There are a myriad of galls that develop on our trees. These galls are caused by various insects, mites and fungi. Once the causal agent is present in the tree chemical either exuded by the host plant or the visitor cause growth aberrations in the tissue of the host plant. These growth abnormalities can produce some quite startling structures and in some cases can severely distort the natural growth pattern of the leaf or stem.
The main concern is whether these galls damage the tree and should they be treated. The answer is no in both cases. Our trees have many natural pests and they deal with these pests efficiently if the tree is healthy.
If the tree has been severely damaged by construction or other destructive force and has developed decline then a gall like phylloxera may further stress the tree when it is trying to cover. Do you treat now? Not necessarily. It is better to use remedial and restorative efforts to stabilize the tree so it can deal with these pests naturally. In cases such as nursery stock where cosmetics is important a pesticide treatment may be warranted
One spectacular gall which elicits many calls is the Wool Sower gall produced by the gall mite Callirhytis seminator. The Wool Sower is quite showy and I think quite beautiful. It grows specifically on White Oaks.
This gall on a fothergilla leaf is caused by a small mite.
The gall below is caused by a small wasp.
One of the most common galls that is seen each year is the Phylloxera gall on hickory (seen to the left) which exhibits as small galls seen on the stems and leaves on the tree. Though this gall can cause severe deformation of the stems and leaves resulting in sometimes severe defoliation, it does not cause permanent damage.

# PROBLEM SET
**A)** Do these statements agree with the text on tree galls? Answer yes or no for each, quoting the words of the text that decide it.
(i) Galls on trees are caused only by insects.
(ii) The Wool Sower gall grows specifically on White Oaks.
(iii) The Phylloxera gall causes permanent damage to the tree.
**B)** What does the text on tree galls say about each of these?
(i) What causes the gall on a fothergilla leaf?
(ii) On what tree is the Phylloxera gall seen?
(iii) In what kind of case may a pesticide treatment be warranted?

# RECORD EXTRACTS
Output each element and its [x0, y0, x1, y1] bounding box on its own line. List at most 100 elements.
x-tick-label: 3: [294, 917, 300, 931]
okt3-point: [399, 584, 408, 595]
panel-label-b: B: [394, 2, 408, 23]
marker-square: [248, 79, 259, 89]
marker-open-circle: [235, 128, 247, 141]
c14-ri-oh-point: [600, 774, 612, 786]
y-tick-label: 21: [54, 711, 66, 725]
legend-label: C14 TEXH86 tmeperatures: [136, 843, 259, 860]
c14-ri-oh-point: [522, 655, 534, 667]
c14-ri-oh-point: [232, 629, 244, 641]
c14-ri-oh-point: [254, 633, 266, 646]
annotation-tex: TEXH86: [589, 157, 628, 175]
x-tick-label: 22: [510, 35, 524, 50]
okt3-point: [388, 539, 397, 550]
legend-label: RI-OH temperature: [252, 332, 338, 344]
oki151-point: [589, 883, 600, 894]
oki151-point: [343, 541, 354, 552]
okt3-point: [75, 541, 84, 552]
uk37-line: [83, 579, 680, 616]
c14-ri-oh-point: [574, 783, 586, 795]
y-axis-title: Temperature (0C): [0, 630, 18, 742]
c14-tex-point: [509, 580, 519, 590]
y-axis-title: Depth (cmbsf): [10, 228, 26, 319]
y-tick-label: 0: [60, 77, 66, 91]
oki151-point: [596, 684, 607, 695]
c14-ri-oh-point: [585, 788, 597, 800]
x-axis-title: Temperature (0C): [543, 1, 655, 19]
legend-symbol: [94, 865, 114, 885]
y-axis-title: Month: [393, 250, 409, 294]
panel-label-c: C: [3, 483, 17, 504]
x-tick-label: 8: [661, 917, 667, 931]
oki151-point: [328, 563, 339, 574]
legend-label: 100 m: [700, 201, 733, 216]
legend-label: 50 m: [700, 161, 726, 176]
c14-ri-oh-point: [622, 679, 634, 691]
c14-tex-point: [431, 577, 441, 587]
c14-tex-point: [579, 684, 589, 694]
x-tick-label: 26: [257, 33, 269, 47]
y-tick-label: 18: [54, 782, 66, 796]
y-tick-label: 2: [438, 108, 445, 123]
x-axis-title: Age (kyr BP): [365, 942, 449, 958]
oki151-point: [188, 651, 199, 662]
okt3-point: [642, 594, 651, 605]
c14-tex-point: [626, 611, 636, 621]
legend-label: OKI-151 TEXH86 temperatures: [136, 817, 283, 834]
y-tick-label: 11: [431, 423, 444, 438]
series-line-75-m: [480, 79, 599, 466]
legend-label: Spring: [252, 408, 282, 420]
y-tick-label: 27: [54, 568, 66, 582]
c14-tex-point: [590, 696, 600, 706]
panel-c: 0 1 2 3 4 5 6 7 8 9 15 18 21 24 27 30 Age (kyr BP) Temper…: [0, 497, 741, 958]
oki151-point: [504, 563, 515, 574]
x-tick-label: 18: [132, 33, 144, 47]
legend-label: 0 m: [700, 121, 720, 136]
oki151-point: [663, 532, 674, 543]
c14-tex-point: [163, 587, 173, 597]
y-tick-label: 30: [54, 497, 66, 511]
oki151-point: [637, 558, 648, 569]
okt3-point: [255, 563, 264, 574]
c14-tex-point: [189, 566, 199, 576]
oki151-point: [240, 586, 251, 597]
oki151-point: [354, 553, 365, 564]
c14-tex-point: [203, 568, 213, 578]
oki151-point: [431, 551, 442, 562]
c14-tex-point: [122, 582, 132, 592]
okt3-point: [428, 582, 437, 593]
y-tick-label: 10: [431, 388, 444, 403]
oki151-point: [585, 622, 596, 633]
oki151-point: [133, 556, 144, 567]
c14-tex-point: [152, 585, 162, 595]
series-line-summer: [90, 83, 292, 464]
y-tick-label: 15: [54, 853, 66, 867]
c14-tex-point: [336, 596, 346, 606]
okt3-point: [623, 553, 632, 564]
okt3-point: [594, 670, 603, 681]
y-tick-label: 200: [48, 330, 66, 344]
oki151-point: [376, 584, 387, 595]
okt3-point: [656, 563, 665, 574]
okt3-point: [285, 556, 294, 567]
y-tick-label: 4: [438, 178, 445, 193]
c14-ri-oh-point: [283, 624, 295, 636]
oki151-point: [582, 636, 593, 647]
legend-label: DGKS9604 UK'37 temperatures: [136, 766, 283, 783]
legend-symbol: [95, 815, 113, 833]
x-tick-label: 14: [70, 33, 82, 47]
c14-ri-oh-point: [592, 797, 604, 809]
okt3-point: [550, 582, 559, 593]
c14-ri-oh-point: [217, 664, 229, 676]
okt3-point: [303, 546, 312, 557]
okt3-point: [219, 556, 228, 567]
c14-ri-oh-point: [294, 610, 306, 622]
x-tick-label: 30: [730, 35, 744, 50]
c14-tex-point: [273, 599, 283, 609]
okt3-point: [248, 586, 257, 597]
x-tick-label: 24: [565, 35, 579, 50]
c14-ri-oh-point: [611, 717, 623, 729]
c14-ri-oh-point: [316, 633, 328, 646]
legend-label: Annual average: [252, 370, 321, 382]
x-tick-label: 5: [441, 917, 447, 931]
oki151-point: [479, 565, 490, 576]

# SOLUTIONS TO EACH TASK
**A)**
(i) No: "These galls are caused by various insects, mites and fungi."
(ii) Yes: "It grows specifically on White Oaks."
(iii) No: "it does not cause permanent damage."

**B)**
(i) A small mite.
(ii) Hickory.
(iii) Nursery stock, where cosmetics is important.